* ENTRIES SUPPLIED:
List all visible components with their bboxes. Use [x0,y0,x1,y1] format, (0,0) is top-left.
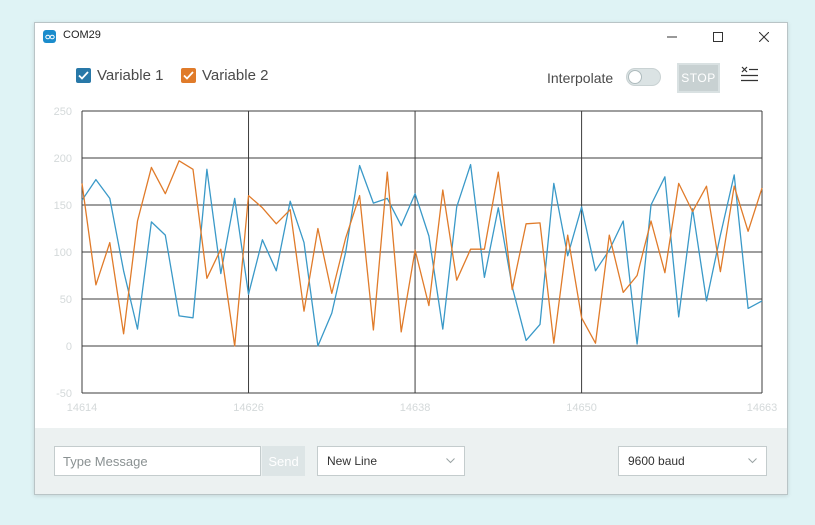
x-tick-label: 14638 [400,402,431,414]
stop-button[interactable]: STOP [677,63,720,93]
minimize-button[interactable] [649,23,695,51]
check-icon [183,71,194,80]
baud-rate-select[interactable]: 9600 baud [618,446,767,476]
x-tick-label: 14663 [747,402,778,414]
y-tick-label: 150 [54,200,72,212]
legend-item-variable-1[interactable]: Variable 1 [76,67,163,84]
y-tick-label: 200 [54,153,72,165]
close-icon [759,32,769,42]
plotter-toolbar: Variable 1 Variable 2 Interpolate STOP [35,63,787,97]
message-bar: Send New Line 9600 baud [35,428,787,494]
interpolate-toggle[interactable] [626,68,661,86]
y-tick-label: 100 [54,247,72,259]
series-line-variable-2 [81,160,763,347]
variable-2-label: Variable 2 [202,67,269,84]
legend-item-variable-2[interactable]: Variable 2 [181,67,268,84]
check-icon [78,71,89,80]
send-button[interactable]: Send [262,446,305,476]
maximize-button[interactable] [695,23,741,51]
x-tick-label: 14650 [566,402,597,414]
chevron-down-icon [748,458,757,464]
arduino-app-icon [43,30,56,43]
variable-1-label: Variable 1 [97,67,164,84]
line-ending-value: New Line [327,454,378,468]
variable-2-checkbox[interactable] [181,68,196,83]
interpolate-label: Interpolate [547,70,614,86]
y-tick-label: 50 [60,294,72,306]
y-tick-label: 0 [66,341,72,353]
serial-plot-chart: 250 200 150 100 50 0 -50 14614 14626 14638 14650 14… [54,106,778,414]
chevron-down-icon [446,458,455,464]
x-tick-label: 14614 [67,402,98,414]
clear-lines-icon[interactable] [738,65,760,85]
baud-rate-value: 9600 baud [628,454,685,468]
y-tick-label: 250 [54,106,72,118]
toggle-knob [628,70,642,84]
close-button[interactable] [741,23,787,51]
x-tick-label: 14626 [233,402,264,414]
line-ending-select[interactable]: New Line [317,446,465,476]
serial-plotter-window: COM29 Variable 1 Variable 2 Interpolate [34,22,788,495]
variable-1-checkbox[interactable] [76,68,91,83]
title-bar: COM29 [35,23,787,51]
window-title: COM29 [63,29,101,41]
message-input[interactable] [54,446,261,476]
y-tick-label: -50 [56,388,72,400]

* CHALLENGE: Show each line in the material above that contains the string "rate". Case matters.

* EXPECTED OUTPUT:
baud-rate-select[interactable]: 9600 baud [618,446,767,476]
baud-rate-value: 9600 baud [628,454,685,468]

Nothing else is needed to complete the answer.